Aim of the task:
Rewrite the lines starting with the line that contains "List every element" and going on through the line that contains "style-select[interactable]: None [661,371,752,386]", changing "ruler-tick" to "ruler-mark" and leaving everything else as it is. Give only these lines.

[Begin Listing]

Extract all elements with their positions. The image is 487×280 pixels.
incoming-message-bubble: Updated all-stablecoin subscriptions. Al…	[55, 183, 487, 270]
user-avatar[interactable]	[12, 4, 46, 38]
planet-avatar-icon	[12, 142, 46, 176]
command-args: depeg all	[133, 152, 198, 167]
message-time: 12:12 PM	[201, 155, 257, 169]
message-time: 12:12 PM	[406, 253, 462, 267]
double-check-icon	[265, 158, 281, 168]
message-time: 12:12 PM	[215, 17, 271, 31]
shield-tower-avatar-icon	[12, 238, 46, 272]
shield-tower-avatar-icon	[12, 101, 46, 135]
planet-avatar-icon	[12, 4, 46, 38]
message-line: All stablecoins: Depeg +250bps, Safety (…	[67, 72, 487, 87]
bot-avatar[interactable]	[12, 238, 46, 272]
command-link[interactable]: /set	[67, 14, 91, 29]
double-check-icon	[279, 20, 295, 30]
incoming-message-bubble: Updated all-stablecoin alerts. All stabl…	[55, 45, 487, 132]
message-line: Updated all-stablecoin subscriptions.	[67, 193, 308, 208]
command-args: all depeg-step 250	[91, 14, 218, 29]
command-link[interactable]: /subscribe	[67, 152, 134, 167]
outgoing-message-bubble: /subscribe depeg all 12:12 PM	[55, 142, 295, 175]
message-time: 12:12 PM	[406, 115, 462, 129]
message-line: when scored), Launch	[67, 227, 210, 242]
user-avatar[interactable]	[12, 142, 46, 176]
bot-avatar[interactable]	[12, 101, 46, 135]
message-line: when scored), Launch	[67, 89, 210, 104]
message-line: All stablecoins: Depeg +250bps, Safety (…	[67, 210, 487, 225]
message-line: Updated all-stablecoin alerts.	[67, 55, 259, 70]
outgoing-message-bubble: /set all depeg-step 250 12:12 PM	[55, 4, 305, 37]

[End Listing]
[Begin Listing]

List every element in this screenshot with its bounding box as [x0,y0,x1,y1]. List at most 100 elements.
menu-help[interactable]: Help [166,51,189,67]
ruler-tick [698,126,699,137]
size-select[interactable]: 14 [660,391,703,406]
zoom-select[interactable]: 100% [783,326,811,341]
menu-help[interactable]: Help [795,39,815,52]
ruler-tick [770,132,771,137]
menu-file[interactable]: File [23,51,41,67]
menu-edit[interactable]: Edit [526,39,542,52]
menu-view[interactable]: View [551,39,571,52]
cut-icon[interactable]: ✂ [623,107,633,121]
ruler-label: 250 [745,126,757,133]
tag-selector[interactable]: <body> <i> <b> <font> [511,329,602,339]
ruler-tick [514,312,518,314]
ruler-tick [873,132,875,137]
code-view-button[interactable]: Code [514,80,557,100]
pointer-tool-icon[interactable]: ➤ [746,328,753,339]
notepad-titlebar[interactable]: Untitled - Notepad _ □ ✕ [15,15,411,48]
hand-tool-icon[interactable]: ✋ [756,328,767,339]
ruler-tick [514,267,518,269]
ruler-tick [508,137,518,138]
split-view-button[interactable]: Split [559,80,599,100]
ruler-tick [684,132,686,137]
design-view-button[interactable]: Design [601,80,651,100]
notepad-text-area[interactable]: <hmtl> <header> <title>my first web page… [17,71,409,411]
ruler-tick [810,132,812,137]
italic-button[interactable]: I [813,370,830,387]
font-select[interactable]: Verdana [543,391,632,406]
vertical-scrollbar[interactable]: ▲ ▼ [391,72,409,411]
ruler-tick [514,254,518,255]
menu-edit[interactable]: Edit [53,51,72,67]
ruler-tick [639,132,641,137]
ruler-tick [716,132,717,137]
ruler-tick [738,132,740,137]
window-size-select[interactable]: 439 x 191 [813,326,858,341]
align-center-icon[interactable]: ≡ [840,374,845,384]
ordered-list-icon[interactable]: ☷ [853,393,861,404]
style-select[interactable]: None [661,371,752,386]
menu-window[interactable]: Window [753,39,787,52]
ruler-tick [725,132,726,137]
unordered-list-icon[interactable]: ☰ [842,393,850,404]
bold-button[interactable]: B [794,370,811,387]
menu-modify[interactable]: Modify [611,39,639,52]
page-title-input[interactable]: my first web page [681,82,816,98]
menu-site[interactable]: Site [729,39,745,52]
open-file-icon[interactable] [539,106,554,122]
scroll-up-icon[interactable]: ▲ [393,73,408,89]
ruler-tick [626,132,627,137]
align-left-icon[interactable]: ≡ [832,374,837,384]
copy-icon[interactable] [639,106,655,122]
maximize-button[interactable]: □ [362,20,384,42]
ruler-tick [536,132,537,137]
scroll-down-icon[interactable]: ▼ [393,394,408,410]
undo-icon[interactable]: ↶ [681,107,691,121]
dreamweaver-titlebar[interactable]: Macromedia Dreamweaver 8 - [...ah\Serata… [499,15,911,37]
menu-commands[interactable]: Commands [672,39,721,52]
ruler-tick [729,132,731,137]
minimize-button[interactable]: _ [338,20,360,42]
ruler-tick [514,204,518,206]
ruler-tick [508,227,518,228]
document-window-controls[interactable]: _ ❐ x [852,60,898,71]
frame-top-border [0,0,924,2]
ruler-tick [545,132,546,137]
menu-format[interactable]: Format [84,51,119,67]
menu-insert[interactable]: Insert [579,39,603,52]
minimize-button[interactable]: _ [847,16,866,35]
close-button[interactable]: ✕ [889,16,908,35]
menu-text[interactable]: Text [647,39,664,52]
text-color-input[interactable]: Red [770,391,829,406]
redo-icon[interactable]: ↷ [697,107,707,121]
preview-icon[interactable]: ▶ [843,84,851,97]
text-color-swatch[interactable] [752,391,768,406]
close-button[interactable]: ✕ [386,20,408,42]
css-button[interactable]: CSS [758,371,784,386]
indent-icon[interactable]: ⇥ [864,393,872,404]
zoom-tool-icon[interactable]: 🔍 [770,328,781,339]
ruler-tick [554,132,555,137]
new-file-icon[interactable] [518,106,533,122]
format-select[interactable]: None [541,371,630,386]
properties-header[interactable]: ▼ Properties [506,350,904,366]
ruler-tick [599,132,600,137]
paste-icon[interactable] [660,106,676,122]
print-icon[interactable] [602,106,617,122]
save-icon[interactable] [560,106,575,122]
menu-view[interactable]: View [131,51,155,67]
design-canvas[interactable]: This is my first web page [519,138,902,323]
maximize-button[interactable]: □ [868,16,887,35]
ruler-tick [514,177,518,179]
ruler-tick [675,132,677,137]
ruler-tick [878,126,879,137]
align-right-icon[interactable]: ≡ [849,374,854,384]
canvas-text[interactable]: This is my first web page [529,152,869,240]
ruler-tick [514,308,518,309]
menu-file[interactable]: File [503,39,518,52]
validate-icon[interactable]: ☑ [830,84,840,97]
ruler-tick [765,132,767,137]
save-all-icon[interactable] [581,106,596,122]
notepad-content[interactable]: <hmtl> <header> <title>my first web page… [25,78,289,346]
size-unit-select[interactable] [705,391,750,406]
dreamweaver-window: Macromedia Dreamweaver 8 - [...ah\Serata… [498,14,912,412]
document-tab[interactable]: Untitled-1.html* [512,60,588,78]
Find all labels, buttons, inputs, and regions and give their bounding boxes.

[End Listing]
[Begin Listing]

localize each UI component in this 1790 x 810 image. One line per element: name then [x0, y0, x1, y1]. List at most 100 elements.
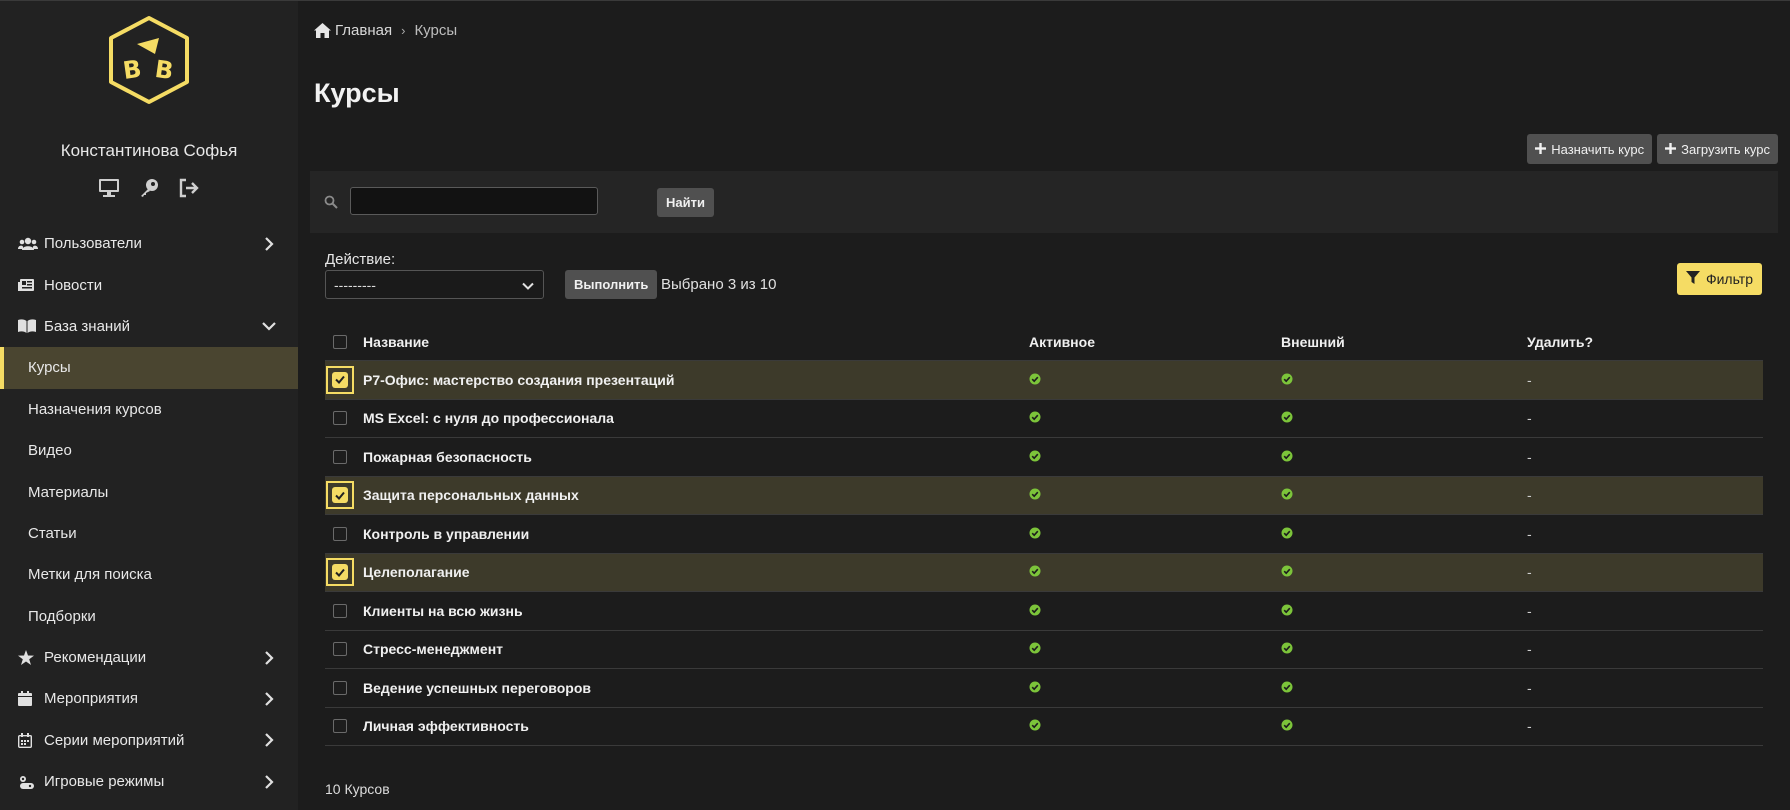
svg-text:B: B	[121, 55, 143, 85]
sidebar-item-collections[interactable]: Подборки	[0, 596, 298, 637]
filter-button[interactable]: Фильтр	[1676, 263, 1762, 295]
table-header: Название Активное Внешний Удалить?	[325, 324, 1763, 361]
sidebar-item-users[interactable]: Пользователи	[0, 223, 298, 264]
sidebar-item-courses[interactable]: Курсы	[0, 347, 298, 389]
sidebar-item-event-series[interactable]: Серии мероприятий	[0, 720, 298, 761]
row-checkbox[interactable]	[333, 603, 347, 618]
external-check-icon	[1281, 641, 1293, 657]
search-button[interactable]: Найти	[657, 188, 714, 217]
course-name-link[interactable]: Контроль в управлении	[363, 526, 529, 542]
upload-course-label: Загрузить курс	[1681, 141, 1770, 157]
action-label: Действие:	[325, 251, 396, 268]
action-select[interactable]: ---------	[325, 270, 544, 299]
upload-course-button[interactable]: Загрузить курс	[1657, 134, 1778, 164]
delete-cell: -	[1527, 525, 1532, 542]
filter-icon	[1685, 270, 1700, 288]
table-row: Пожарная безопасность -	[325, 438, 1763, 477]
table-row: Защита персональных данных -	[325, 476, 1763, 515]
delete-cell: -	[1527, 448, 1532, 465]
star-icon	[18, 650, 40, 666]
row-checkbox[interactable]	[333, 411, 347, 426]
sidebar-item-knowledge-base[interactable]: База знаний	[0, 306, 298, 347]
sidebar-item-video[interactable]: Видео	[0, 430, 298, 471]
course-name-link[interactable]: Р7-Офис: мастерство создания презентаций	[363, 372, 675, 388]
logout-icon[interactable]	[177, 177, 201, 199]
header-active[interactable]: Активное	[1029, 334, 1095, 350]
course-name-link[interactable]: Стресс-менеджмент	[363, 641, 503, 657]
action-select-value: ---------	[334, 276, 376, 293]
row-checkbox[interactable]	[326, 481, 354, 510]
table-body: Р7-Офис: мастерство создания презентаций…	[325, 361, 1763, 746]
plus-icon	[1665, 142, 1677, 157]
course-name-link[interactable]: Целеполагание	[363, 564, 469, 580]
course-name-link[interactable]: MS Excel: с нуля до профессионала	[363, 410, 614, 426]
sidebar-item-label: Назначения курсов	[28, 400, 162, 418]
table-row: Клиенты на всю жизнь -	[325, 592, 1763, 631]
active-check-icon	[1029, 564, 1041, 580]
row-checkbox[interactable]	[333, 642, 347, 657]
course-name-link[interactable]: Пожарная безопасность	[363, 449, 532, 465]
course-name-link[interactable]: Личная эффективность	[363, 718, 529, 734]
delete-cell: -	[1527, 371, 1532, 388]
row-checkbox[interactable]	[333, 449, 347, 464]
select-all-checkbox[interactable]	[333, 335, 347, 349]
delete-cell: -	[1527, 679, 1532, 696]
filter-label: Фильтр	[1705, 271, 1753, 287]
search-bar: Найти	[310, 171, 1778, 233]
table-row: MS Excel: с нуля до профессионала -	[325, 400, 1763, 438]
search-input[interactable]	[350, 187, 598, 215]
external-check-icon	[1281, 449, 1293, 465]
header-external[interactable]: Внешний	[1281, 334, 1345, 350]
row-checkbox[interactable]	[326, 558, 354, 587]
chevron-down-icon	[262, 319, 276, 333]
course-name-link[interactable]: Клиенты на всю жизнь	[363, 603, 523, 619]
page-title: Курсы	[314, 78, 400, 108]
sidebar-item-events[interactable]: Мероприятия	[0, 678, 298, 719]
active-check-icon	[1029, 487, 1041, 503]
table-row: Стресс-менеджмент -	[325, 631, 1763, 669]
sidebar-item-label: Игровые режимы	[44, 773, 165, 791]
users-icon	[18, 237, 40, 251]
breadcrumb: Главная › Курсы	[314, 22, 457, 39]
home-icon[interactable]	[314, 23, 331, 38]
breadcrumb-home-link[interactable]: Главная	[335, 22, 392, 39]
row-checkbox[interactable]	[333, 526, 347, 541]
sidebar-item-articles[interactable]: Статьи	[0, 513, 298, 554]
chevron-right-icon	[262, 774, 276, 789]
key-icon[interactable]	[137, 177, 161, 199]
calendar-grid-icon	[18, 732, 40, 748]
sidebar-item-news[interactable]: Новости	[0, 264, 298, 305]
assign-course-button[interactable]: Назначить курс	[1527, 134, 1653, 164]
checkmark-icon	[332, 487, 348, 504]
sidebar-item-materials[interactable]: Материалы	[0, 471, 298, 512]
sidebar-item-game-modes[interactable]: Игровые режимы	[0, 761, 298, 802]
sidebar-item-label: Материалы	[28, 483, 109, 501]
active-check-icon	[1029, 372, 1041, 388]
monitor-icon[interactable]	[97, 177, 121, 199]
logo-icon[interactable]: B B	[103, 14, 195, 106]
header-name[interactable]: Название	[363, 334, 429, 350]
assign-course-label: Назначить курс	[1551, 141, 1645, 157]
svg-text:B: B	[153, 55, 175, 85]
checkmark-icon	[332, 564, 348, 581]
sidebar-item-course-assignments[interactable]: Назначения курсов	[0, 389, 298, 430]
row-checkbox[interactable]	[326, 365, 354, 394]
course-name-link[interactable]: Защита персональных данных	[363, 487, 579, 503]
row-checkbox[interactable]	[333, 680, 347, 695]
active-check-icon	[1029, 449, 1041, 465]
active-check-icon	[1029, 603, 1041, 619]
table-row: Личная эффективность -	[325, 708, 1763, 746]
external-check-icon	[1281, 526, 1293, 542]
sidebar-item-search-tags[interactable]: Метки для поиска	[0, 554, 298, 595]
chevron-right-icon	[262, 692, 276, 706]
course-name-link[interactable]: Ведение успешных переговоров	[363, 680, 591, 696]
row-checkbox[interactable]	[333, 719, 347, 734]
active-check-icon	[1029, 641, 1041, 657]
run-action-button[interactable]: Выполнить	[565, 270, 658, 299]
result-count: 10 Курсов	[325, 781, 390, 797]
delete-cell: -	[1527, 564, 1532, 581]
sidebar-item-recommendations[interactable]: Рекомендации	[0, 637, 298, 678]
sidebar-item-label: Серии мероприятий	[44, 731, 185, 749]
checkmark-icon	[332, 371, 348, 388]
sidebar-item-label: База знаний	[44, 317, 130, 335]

[End Listing]

The output:
List every element in this screenshot with its bounding box as [x0,y0,x1,y1]. List at most 100 elements.
menu-help[interactable]: Help [166,51,189,67]
ruler-mark [698,126,699,137]
size-select[interactable]: 14 [660,391,703,406]
zoom-select[interactable]: 100% [783,326,811,341]
menu-help[interactable]: Help [795,39,815,52]
ruler-mark [770,132,771,137]
menu-file[interactable]: File [23,51,41,67]
menu-edit[interactable]: Edit [526,39,542,52]
menu-view[interactable]: View [551,39,571,52]
cut-icon[interactable]: ✂ [623,107,633,121]
ruler-label: 250 [745,126,757,133]
tag-selector[interactable]: <body> <i> <b> <font> [511,329,602,339]
ruler-mark [514,312,518,314]
ruler-mark [873,132,875,137]
code-view-button[interactable]: Code [514,80,557,100]
pointer-tool-icon[interactable]: ➤ [746,328,753,339]
notepad-titlebar[interactable]: Untitled - Notepad _ □ ✕ [15,15,411,48]
hand-tool-icon[interactable]: ✋ [756,328,767,339]
ruler-mark [514,267,518,269]
ruler-mark [508,137,518,138]
split-view-button[interactable]: Split [559,80,599,100]
ruler-mark [684,132,686,137]
design-view-button[interactable]: Design [601,80,651,100]
notepad-text-area[interactable]: <hmtl> <header> <title>my first web page… [17,71,409,411]
ruler-mark [810,132,812,137]
italic-button[interactable]: I [813,370,830,387]
font-select[interactable]: Verdana [543,391,632,406]
vertical-scrollbar[interactable]: ▲ ▼ [391,72,409,411]
ruler-mark [514,254,518,255]
menu-edit[interactable]: Edit [53,51,72,67]
ruler-mark [639,132,641,137]
ruler-mark [716,132,717,137]
ruler-mark [738,132,740,137]
window-size-select[interactable]: 439 x 191 [813,326,858,341]
align-center-icon[interactable]: ≡ [840,374,845,384]
ordered-list-icon[interactable]: ☷ [853,393,861,404]
style-select[interactable]: None [661,371,752,386]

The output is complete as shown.